— Start Entries supplied —

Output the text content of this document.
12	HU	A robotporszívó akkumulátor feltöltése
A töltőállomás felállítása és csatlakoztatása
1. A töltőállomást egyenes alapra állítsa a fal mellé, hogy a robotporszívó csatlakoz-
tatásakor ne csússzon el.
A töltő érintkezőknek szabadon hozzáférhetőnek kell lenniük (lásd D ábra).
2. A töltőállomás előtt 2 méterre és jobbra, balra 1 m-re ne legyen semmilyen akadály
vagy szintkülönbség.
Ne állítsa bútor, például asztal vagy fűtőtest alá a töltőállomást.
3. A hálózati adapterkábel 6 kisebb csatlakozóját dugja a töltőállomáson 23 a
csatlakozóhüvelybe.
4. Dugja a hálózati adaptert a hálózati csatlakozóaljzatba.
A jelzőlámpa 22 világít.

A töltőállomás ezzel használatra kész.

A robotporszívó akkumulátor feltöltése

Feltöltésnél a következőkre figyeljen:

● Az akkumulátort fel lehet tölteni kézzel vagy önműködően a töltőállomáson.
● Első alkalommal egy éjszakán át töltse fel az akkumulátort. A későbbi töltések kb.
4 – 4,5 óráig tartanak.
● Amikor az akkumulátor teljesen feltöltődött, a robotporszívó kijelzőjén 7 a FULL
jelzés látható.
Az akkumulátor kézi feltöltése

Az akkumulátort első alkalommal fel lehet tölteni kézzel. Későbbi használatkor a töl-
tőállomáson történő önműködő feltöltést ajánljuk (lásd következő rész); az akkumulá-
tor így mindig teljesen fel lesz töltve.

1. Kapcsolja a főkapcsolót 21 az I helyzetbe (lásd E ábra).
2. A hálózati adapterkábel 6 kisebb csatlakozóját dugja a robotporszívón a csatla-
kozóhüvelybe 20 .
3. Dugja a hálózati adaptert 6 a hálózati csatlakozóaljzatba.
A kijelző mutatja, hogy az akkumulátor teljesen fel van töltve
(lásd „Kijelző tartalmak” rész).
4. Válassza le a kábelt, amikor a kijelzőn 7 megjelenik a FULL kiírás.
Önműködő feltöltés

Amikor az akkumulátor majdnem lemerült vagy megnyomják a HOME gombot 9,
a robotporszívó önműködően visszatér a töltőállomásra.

— End Entries supplied —

**Required task**
Using the listing above, gather each line that holds the string "rész" and copy it.

**Response to this exercise**
tőállomáson történő önműködő feltöltést ajánljuk (lásd következő rész); az akkumulá-
(lásd „Kijelző tartalmak” rész).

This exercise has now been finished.